§ Exercise task
Extract every line from the records below that contains the word "label".

*-*-*

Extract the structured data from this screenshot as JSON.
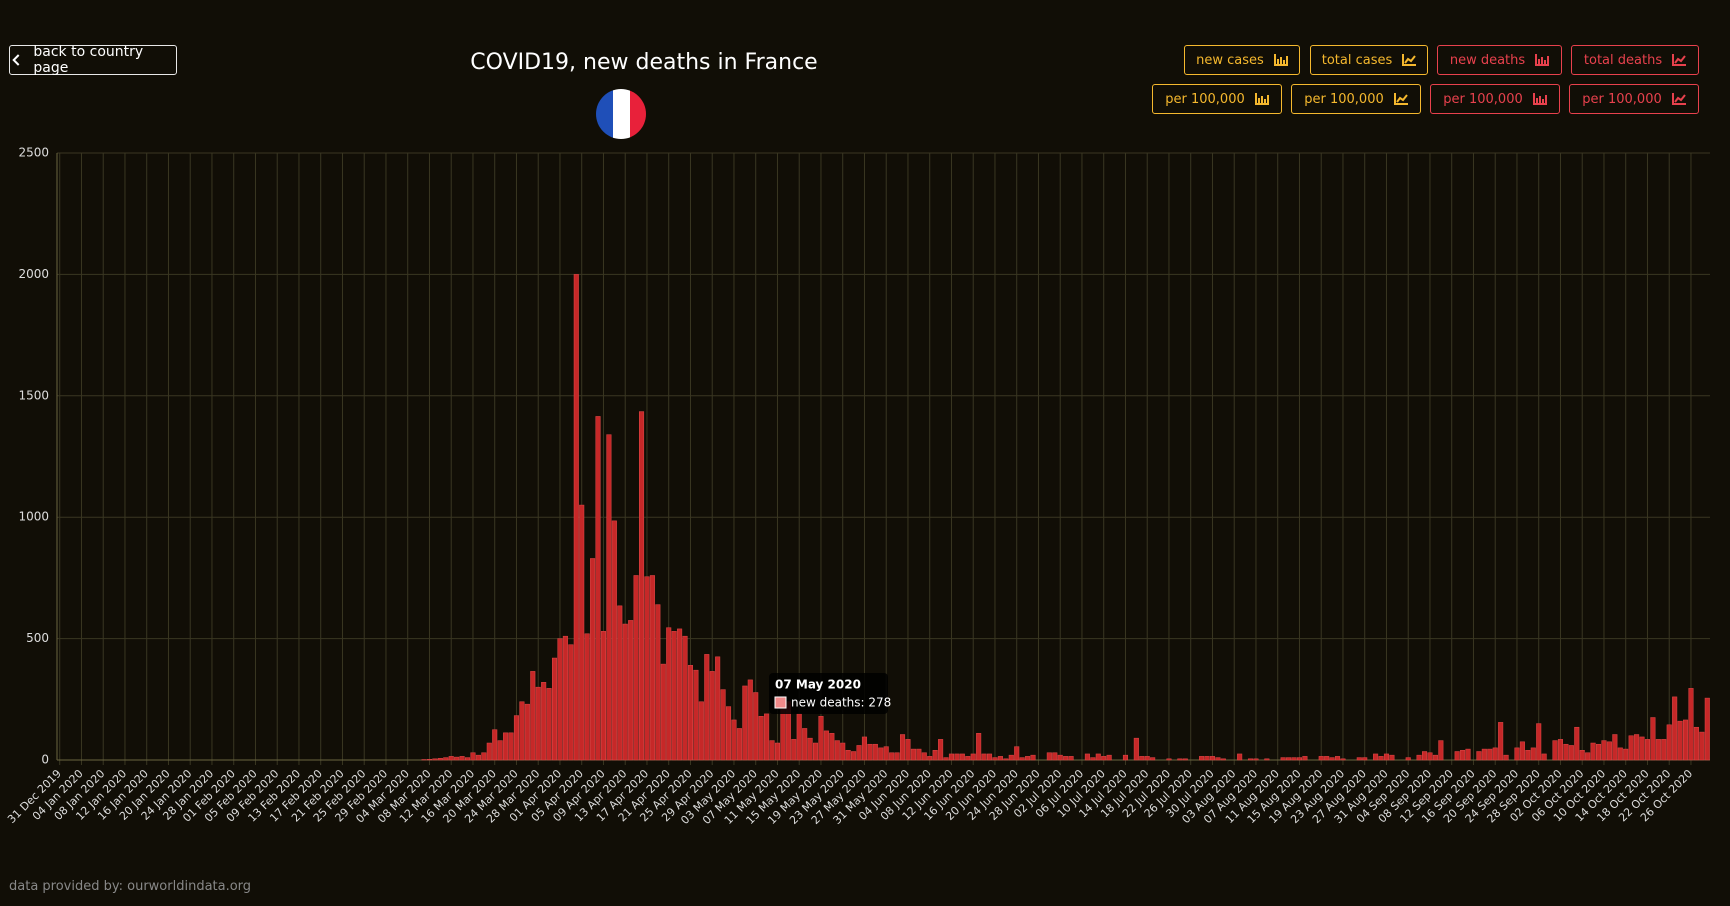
{
  "nav": {
    "back": "back to country page"
  },
  "buttons": [
    {
      "label": "new cases",
      "per": "per 100,000"
    },
    {
      "label": "total cases",
      "per": "per 100,000"
    },
    {
      "label": "new deaths",
      "per": "per 100,000"
    },
    {
      "label": "total deaths",
      "per": "per 100,000"
    }
  ],
  "footer": "data provided by: ourworldindata.org",
  "chart_data": {
    "type": "bar",
    "title": "COVID19, new deaths in France",
    "series": [
      {
        "name": "new deaths",
        "color": "#c62828",
        "values": [
          0,
          0,
          0,
          0,
          0,
          0,
          0,
          0,
          0,
          0,
          0,
          0,
          0,
          0,
          0,
          0,
          0,
          0,
          0,
          0,
          0,
          0,
          0,
          0,
          0,
          0,
          0,
          0,
          0,
          0,
          0,
          0,
          0,
          0,
          0,
          0,
          0,
          0,
          0,
          0,
          0,
          0,
          0,
          0,
          0,
          0,
          0,
          0,
          0,
          0,
          0,
          0,
          0,
          0,
          0,
          0,
          0,
          0,
          0,
          0,
          0,
          0,
          0,
          0,
          0,
          0,
          0,
          2,
          3,
          5,
          7,
          10,
          15,
          12,
          15,
          10,
          30,
          20,
          30,
          70,
          125,
          80,
          112,
          112,
          183,
          240,
          230,
          365,
          300,
          320,
          295,
          420,
          500,
          510,
          475,
          2000,
          1050,
          520,
          830,
          1415,
          530,
          1340,
          985,
          635,
          560,
          575,
          760,
          1435,
          755,
          760,
          640,
          395,
          545,
          530,
          540,
          510,
          390,
          370,
          240,
          435,
          365,
          425,
          290,
          220,
          165,
          130,
          305,
          330,
          278,
          180,
          190,
          80,
          70,
          250,
          240,
          85,
          190,
          130,
          90,
          70,
          180,
          120,
          110,
          80,
          70,
          40,
          35,
          60,
          95,
          65,
          65,
          50,
          55,
          30,
          30,
          105,
          85,
          45,
          45,
          30,
          15,
          40,
          85,
          10,
          25,
          25,
          25,
          15,
          25,
          110,
          25,
          25,
          10,
          15,
          5,
          20,
          55,
          10,
          15,
          20,
          0,
          0,
          30,
          30,
          20,
          15,
          15,
          0,
          0,
          25,
          10,
          25,
          15,
          20,
          0,
          0,
          20,
          0,
          90,
          15,
          15,
          10,
          0,
          0,
          5,
          0,
          5,
          5,
          0,
          0,
          15,
          15,
          15,
          10,
          5,
          0,
          0,
          25,
          0,
          5,
          5,
          0,
          5,
          0,
          0,
          10,
          10,
          10,
          10,
          15,
          0,
          0,
          15,
          15,
          10,
          15,
          5,
          0,
          0,
          10,
          10,
          0,
          25,
          15,
          25,
          20,
          0,
          0,
          10,
          0,
          20,
          35,
          30,
          20,
          80,
          0,
          0,
          35,
          40,
          45,
          0,
          35,
          45,
          45,
          50,
          155,
          20,
          0,
          50,
          75,
          40,
          50,
          150,
          25,
          0,
          80,
          85,
          65,
          60,
          135,
          40,
          30,
          70,
          65,
          80,
          75,
          105,
          50,
          45,
          100,
          105,
          95,
          85,
          175,
          85,
          85,
          145,
          260,
          160,
          165,
          295,
          135,
          115,
          255
        ]
      }
    ],
    "categories": [
      "31 Dec 2019",
      null,
      null,
      null,
      "04 Jan 2020",
      null,
      null,
      null,
      "08 Jan 2020",
      null,
      null,
      null,
      "12 Jan 2020",
      null,
      null,
      null,
      "16 Jan 2020",
      null,
      null,
      null,
      "20 Jan 2020",
      null,
      null,
      null,
      "24 Jan 2020",
      null,
      null,
      null,
      "28 Jan 2020",
      null,
      null,
      null,
      "01 Feb 2020",
      null,
      null,
      null,
      "05 Feb 2020",
      null,
      null,
      null,
      "09 Feb 2020",
      null,
      null,
      null,
      "13 Feb 2020",
      null,
      null,
      null,
      "17 Feb 2020",
      null,
      null,
      null,
      "21 Feb 2020",
      null,
      null,
      null,
      "25 Feb 2020",
      null,
      null,
      null,
      "29 Feb 2020",
      null,
      null,
      null,
      "04 Mar 2020",
      null,
      null,
      null,
      "08 Mar 2020",
      null,
      null,
      null,
      "12 Mar 2020",
      null,
      null,
      null,
      "16 Mar 2020",
      null,
      null,
      null,
      "20 Mar 2020",
      null,
      null,
      null,
      "24 Mar 2020",
      null,
      null,
      null,
      "28 Mar 2020",
      null,
      null,
      null,
      "01 Apr 2020",
      null,
      null,
      null,
      "05 Apr 2020",
      null,
      null,
      null,
      "09 Apr 2020",
      null,
      null,
      null,
      "13 Apr 2020",
      null,
      null,
      null,
      "17 Apr 2020",
      null,
      null,
      null,
      "21 Apr 2020",
      null,
      null,
      null,
      "25 Apr 2020",
      null,
      null,
      null,
      "29 Apr 2020",
      null,
      null,
      null,
      "03 May 2020",
      null,
      null,
      null,
      "07 May 2020",
      null,
      null,
      null,
      "11 May 2020",
      null,
      null,
      null,
      "15 May 2020",
      null,
      null,
      null,
      "19 May 2020",
      null,
      null,
      null,
      "23 May 2020",
      null,
      null,
      null,
      "27 May 2020",
      null,
      null,
      null,
      "31 May 2020",
      null,
      null,
      null,
      "04 Jun 2020",
      null,
      null,
      null,
      "08 Jun 2020",
      null,
      null,
      null,
      "12 Jun 2020",
      null,
      null,
      null,
      "16 Jun 2020",
      null,
      null,
      null,
      "20 Jun 2020",
      null,
      null,
      null,
      "24 Jun 2020",
      null,
      null,
      null,
      "28 Jun 2020",
      null,
      null,
      null,
      "02 Jul 2020",
      null,
      null,
      null,
      "06 Jul 2020",
      null,
      null,
      null,
      "10 Jul 2020",
      null,
      null,
      null,
      "14 Jul 2020",
      null,
      null,
      null,
      "18 Jul 2020",
      null,
      null,
      null,
      "22 Jul 2020",
      null,
      null,
      null,
      "26 Jul 2020",
      null,
      null,
      null,
      "30 Jul 2020",
      null,
      null,
      null,
      "03 Aug 2020",
      null,
      null,
      null,
      "07 Aug 2020",
      null,
      null,
      null,
      "11 Aug 2020",
      null,
      null,
      null,
      "15 Aug 2020",
      null,
      null,
      null,
      "19 Aug 2020",
      null,
      null,
      null,
      "23 Aug 2020",
      null,
      null,
      null,
      "27 Aug 2020",
      null,
      null,
      null,
      "31 Aug 2020",
      null,
      null,
      null,
      "04 Sep 2020",
      null,
      null,
      null,
      "08 Sep 2020",
      null,
      null,
      null,
      "12 Sep 2020",
      null,
      null,
      null,
      "16 Sep 2020",
      null,
      null,
      null,
      "20 Sep 2020",
      null,
      null,
      null,
      "24 Sep 2020",
      null,
      null,
      null,
      "28 Sep 2020",
      null,
      null,
      null,
      "02 Oct 2020",
      null,
      null,
      null,
      "06 Oct 2020",
      null,
      null,
      null,
      "10 Oct 2020",
      null,
      null,
      null,
      "14 Oct 2020",
      null,
      null,
      null,
      "18 Oct 2020",
      null,
      null,
      null,
      "22 Oct 2020",
      null,
      null,
      null,
      "26 Oct 2020",
      null,
      null,
      null
    ],
    "ylim": [
      0,
      2500
    ],
    "yticks": [
      0,
      500,
      1000,
      1500,
      2000,
      2500
    ],
    "grid": true,
    "tooltip": {
      "title": "07 May 2020",
      "text": "new deaths: 278"
    }
  }
}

*-*-*

§ Reply
      "label": "new cases",
      "label": "total cases",
      "label": "new deaths",
      "label": "total deaths",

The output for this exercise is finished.